### [WORK TO COMPLETE]
Exclude the pictures and reproduce the remaining data exactly as written.
▼▼▼
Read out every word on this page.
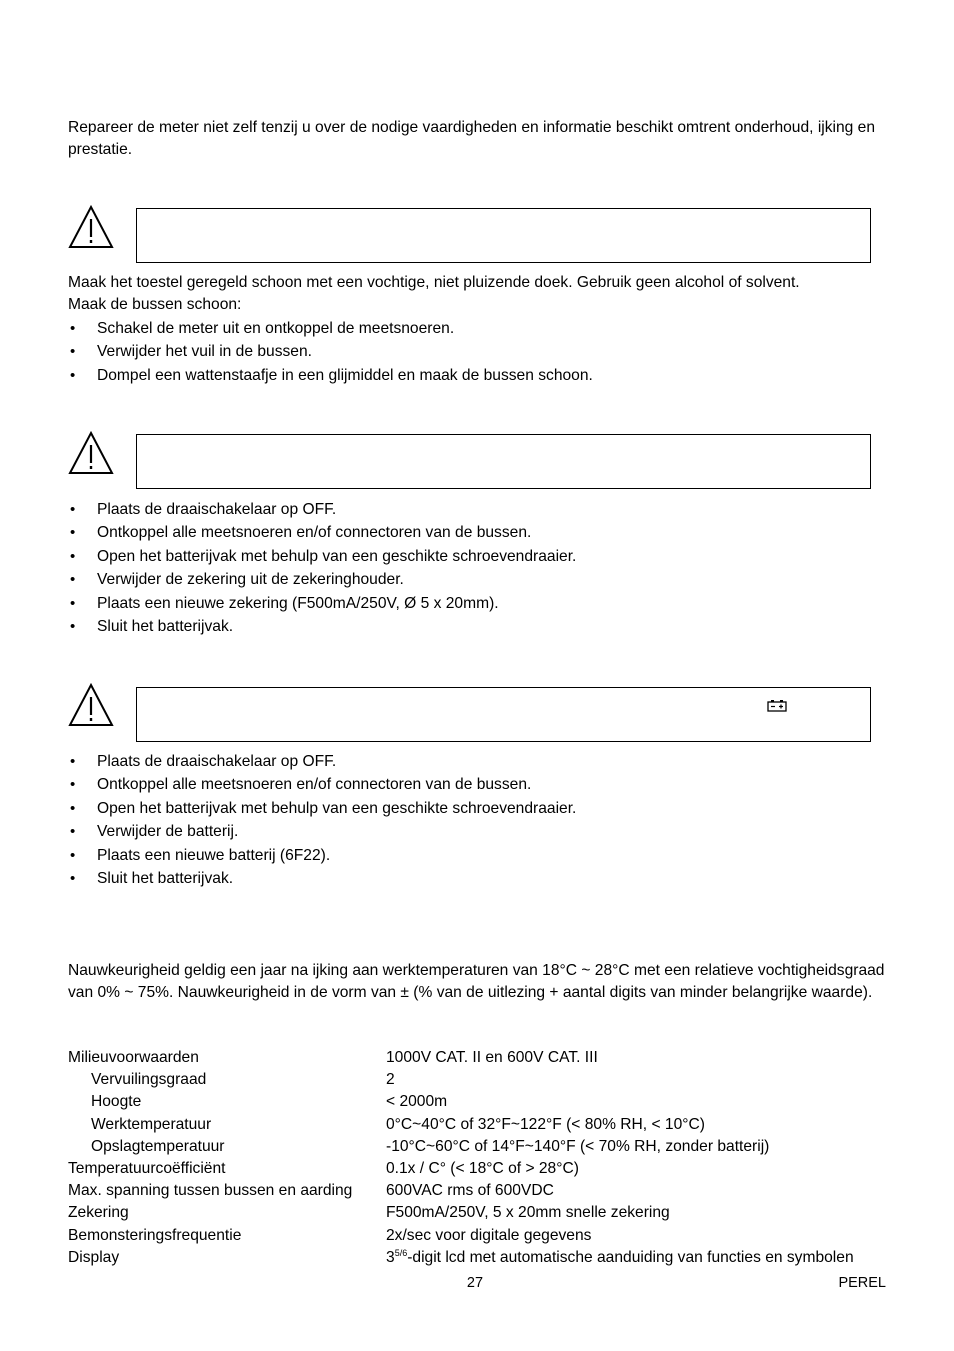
Repareer de meter niet zelf tenzij u over de nodige vaardigheden en informatie beschikt omtrent onderhoud, ijking en prestatie.
Maak het toestel geregeld schoon met een vochtige, niet pluizende doek. Gebruik geen alcohol of solvent.
Maak de bussen schoon:
• Schakel de meter uit en ontkoppel de meetsnoeren.
• Verwijder het vuil in de bussen.
• Dompel een wattenstaafje in een glijmiddel en maak de bussen schoon.
• Plaats de draaischakelaar op OFF.
• Ontkoppel alle meetsnoeren en/of connectoren van de bussen.
• Open het batterijvak met behulp van een geschikte schroevendraaier.
• Verwijder de zekering uit de zekeringhouder.
• Plaats een nieuwe zekering (F500mA/250V, Ø 5 x 20mm).
• Sluit het batterijvak.
• Plaats de draaischakelaar op OFF.
• Ontkoppel alle meetsnoeren en/of connectoren van de bussen.
• Open het batterijvak met behulp van een geschikte schroevendraaier.
• Verwijder de batterij.
• Plaats een nieuwe batterij (6F22).
• Sluit het batterijvak.
Nauwkeurigheid geldig een jaar na ijking aan werktemperaturen van 18°C ~ 28°C met een relatieve vochtigheidsgraad van 0% ~ 75%. Nauwkeurigheid in de vorm van ± (% van de uitlezing + aantal digits van minder belangrijke waarde).
Milieuvoorwaarden	1000V CAT. II en 600V CAT. III
Vervuilingsgraad	2
Hoogte	< 2000m
Werktemperatuur	0°C~40°C of 32°F~122°F (< 80% RH, < 10°C)
Opslagtemperatuur	-10°C~60°C of 14°F~140°F (< 70% RH, zonder batterij)
Temperatuurcoëfficiënt	0.1x / C° (< 18°C of > 28°C)
Max. spanning tussen bussen en aarding 600VAC rms of 600VDC
Zekering	F500mA/250V, 5 x 20mm snelle zekering
Bemonsteringsfrequentie	2x/sec voor digitale gegevens
Display	$3^{5/6}$-digit lcd met automatische aanduiding van functies en symbolen
27	PEREL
▲▲▲
### [WRITTEN RESPONSE]
Read out every word on this page.
Repareer de meter niet zelf tenzij u over de nodige vaardigheden en informatie beschikt omtrent onderhoud, ijking en prestatie.
Maak het toestel geregeld schoon met een vochtige, niet pluizende doek. Gebruik geen alcohol of solvent.
Maak de bussen schoon:
• Schakel de meter uit en ontkoppel de meetsnoeren.
• Verwijder het vuil in de bussen.
• Dompel een wattenstaafje in een glijmiddel en maak de bussen schoon.
• Plaats de draaischakelaar op OFF.
• Ontkoppel alle meetsnoeren en/of connectoren van de bussen.
• Open het batterijvak met behulp van een geschikte schroevendraaier.
• Verwijder de zekering uit de zekeringhouder.
• Plaats een nieuwe zekering (F500mA/250V, Ø 5 x 20mm).
• Sluit het batterijvak.
• Plaats de draaischakelaar op OFF.
• Ontkoppel alle meetsnoeren en/of connectoren van de bussen.
• Open het batterijvak met behulp van een geschikte schroevendraaier.
• Verwijder de batterij.
• Plaats een nieuwe batterij (6F22).
• Sluit het batterijvak.
Nauwkeurigheid geldig een jaar na ijking aan werktemperaturen van 18°C ~ 28°C met een relatieve vochtigheidsgraad van 0% ~ 75%. Nauwkeurigheid in de vorm van ± (% van de uitlezing + aantal digits van minder belangrijke waarde).
Milieuvoorwaarden	1000V CAT. II en 600V CAT. III
Vervuilingsgraad	2
Hoogte	< 2000m
Werktemperatuur	0°C~40°C of 32°F~122°F (< 80% RH, < 10°C)
Opslagtemperatuur	-10°C~60°C of 14°F~140°F (< 70% RH, zonder batterij)
Temperatuurcoëfficiënt	0.1x / C° (< 18°C of > 28°C)
Max. spanning tussen bussen en aarding 600VAC rms of 600VDC
Zekering	F500mA/250V, 5 x 20mm snelle zekering
Bemonsteringsfrequentie	2x/sec voor digitale gegevens
Display	$3^{5/6}$-digit lcd met automatische aanduiding van functies en symbolen
27	PEREL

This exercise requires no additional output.